> _Task to carry out_
Express the records, from their first line through the line containing "answer-item-date: [2024年8月10日] xyxy=(166,654,294,670)", as a JSON list of strings with one string per line and no blank lines.

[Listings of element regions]
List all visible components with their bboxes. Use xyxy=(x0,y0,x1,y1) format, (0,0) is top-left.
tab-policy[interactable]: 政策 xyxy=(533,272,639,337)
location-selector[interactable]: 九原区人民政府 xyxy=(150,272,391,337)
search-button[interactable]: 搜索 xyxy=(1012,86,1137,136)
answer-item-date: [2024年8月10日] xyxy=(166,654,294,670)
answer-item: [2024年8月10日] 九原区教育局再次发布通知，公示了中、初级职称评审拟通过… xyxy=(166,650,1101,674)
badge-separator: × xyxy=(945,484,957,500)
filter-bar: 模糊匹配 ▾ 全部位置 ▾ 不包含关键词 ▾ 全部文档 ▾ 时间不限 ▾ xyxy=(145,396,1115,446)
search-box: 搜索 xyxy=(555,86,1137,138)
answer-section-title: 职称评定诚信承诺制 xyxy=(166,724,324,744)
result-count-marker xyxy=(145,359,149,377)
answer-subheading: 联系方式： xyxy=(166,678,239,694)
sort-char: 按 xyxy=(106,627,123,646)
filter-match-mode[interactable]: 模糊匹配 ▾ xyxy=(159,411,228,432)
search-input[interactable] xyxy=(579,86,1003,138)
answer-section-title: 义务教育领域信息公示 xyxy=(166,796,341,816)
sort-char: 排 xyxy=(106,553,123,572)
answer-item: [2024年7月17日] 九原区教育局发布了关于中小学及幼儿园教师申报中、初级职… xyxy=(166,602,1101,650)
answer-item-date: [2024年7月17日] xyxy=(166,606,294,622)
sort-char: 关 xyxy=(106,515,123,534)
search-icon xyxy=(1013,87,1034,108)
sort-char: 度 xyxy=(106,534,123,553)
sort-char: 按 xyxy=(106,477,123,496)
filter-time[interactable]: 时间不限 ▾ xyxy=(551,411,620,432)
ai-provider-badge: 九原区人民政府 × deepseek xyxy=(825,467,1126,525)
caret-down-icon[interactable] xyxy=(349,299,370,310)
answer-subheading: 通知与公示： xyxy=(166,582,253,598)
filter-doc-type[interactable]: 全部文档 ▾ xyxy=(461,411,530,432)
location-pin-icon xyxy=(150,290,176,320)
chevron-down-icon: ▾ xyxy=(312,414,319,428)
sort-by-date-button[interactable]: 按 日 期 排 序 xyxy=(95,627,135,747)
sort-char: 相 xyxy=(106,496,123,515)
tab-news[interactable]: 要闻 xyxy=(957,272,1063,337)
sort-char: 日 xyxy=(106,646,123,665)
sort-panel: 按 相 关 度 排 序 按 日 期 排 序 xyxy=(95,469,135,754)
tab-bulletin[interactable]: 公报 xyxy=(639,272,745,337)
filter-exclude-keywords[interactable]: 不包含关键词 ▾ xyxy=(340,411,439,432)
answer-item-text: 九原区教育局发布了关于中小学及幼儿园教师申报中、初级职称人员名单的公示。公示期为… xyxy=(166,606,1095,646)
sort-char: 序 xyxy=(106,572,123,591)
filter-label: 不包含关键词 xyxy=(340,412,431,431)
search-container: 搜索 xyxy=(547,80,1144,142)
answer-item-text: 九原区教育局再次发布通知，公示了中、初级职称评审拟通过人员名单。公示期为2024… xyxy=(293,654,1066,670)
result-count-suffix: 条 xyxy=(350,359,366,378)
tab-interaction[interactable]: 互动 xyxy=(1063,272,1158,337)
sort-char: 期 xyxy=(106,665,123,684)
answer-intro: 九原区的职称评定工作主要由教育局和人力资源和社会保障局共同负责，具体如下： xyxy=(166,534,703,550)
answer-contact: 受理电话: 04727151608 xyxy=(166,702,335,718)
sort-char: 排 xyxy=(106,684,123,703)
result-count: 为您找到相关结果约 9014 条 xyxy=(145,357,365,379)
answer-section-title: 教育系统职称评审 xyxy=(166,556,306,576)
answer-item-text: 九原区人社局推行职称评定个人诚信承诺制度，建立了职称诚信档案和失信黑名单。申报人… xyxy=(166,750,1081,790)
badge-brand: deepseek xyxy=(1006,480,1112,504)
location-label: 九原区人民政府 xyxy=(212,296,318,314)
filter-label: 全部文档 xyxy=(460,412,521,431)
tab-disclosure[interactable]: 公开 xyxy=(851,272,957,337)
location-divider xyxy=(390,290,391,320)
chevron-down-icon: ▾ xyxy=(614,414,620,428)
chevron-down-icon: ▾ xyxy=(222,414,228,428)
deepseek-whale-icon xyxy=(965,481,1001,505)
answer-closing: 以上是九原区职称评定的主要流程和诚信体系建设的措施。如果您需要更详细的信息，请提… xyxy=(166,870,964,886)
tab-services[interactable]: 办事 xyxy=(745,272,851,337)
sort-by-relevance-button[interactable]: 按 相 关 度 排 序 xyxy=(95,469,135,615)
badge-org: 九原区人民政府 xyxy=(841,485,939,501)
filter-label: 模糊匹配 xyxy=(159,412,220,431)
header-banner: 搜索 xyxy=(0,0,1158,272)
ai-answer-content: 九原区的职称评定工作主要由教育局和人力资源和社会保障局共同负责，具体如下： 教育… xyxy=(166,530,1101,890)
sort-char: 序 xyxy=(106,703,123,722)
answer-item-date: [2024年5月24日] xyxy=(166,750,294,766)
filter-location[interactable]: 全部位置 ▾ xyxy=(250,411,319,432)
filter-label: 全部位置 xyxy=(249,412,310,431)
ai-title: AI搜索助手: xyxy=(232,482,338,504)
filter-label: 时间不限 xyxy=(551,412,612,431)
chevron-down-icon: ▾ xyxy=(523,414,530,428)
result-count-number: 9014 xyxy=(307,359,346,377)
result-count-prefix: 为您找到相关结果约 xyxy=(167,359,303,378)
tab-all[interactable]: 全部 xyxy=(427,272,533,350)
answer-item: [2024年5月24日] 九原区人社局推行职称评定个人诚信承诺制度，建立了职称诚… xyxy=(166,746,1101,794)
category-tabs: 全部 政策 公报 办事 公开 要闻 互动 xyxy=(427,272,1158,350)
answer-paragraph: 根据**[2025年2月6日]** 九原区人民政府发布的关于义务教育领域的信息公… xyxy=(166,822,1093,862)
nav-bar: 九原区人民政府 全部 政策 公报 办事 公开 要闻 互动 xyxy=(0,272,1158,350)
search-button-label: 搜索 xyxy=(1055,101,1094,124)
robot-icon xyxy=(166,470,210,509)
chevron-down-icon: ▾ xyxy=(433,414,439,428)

> _Reply_
[
  "List all visible components with their bboxes. Use xyxy=(x0,y0,x1,y1) format, (0,0) is top-left.",
  "tab-policy[interactable]: 政策 xyxy=(533,272,639,337)",
  "location-selector[interactable]: 九原区人民政府 xyxy=(150,272,391,337)",
  "search-button[interactable]: 搜索 xyxy=(1012,86,1137,136)",
  "answer-item-date: [2024年8月10日] xyxy=(166,654,294,670)"
]